◆ Stated task
Reproduce each of the following lines word for word, omitting the pictures.

— begin Extracted records —

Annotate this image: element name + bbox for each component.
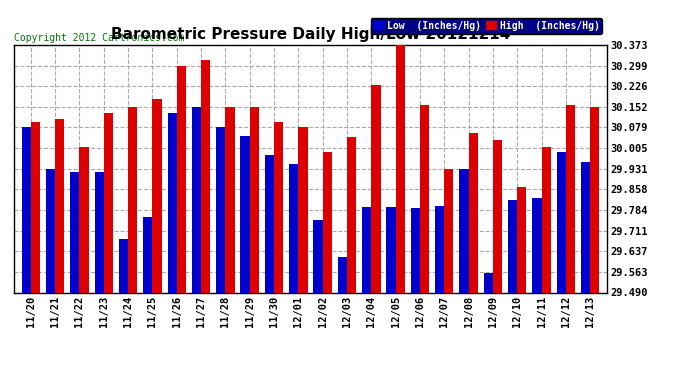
Bar: [469, 133, 477, 292]
Bar: [362, 207, 371, 292]
Bar: [128, 107, 137, 292]
Bar: [152, 99, 161, 292]
Bar: [119, 239, 128, 292]
Bar: [289, 164, 298, 292]
Bar: [46, 169, 55, 292]
Bar: [444, 169, 453, 292]
Bar: [411, 209, 420, 292]
Bar: [250, 107, 259, 292]
Bar: [557, 152, 566, 292]
Bar: [371, 85, 381, 292]
Bar: [192, 107, 201, 292]
Bar: [104, 113, 113, 292]
Bar: [323, 152, 332, 292]
Bar: [313, 220, 323, 292]
Bar: [95, 172, 103, 292]
Bar: [201, 60, 210, 292]
Bar: [70, 172, 79, 292]
Bar: [177, 66, 186, 292]
Bar: [226, 107, 235, 292]
Title: Barometric Pressure Daily High/Low 20121214: Barometric Pressure Daily High/Low 20121…: [111, 27, 510, 42]
Bar: [395, 45, 405, 292]
Bar: [484, 273, 493, 292]
Bar: [518, 186, 526, 292]
Bar: [581, 162, 590, 292]
Bar: [347, 137, 356, 292]
Bar: [240, 135, 250, 292]
Bar: [298, 128, 308, 292]
Bar: [265, 155, 274, 292]
Bar: [55, 119, 64, 292]
Bar: [435, 206, 444, 292]
Bar: [79, 147, 89, 292]
Bar: [274, 122, 284, 292]
Bar: [21, 128, 31, 292]
Bar: [420, 105, 429, 292]
Bar: [532, 198, 542, 292]
Bar: [31, 122, 40, 292]
Bar: [508, 200, 518, 292]
Legend: Low  (Inches/Hg), High  (Inches/Hg): Low (Inches/Hg), High (Inches/Hg): [371, 18, 602, 33]
Text: Copyright 2012 Cartronics.com: Copyright 2012 Cartronics.com: [14, 33, 184, 42]
Bar: [386, 207, 395, 292]
Bar: [590, 107, 600, 292]
Bar: [542, 147, 551, 292]
Bar: [460, 169, 469, 292]
Bar: [566, 105, 575, 292]
Bar: [144, 217, 152, 292]
Bar: [168, 113, 177, 292]
Bar: [216, 128, 226, 292]
Bar: [337, 258, 347, 292]
Bar: [493, 140, 502, 292]
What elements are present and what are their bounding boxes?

— end Extracted records —

◆ Exercise answer
Annotate this image: element name + bbox for each component.
Bar: [469, 133, 477, 292]
Bar: [362, 207, 371, 292]
Bar: [128, 107, 137, 292]
Bar: [152, 99, 161, 292]
Bar: [119, 239, 128, 292]
Bar: [289, 164, 298, 292]
Bar: [46, 169, 55, 292]
Bar: [444, 169, 453, 292]
Bar: [411, 209, 420, 292]
Bar: [250, 107, 259, 292]
Bar: [557, 152, 566, 292]
Bar: [371, 85, 381, 292]
Bar: [192, 107, 201, 292]
Bar: [104, 113, 113, 292]
Bar: [323, 152, 332, 292]
Bar: [313, 220, 323, 292]
Bar: [95, 172, 103, 292]
Bar: [201, 60, 210, 292]
Bar: [70, 172, 79, 292]
Bar: [177, 66, 186, 292]
Bar: [226, 107, 235, 292]
Title: Barometric Pressure Daily High/Low 20121214: Barometric Pressure Daily High/Low 20121…: [111, 27, 510, 42]
Bar: [395, 45, 405, 292]
Bar: [484, 273, 493, 292]
Bar: [518, 186, 526, 292]
Bar: [581, 162, 590, 292]
Bar: [347, 137, 356, 292]
Bar: [240, 135, 250, 292]
Bar: [298, 128, 308, 292]
Bar: [265, 155, 274, 292]
Bar: [55, 119, 64, 292]
Bar: [435, 206, 444, 292]
Bar: [79, 147, 89, 292]
Bar: [274, 122, 284, 292]
Bar: [21, 128, 31, 292]
Bar: [420, 105, 429, 292]
Bar: [532, 198, 542, 292]
Bar: [31, 122, 40, 292]
Bar: [508, 200, 518, 292]
Legend: Low  (Inches/Hg), High  (Inches/Hg): Low (Inches/Hg), High (Inches/Hg): [371, 18, 602, 33]
Text: Copyright 2012 Cartronics.com: Copyright 2012 Cartronics.com: [14, 33, 184, 42]
Bar: [386, 207, 395, 292]
Bar: [590, 107, 600, 292]
Bar: [542, 147, 551, 292]
Bar: [460, 169, 469, 292]
Bar: [566, 105, 575, 292]
Bar: [144, 217, 152, 292]
Bar: [168, 113, 177, 292]
Bar: [216, 128, 226, 292]
Bar: [337, 258, 347, 292]
Bar: [493, 140, 502, 292]
What elements are present and what are their bounding boxes?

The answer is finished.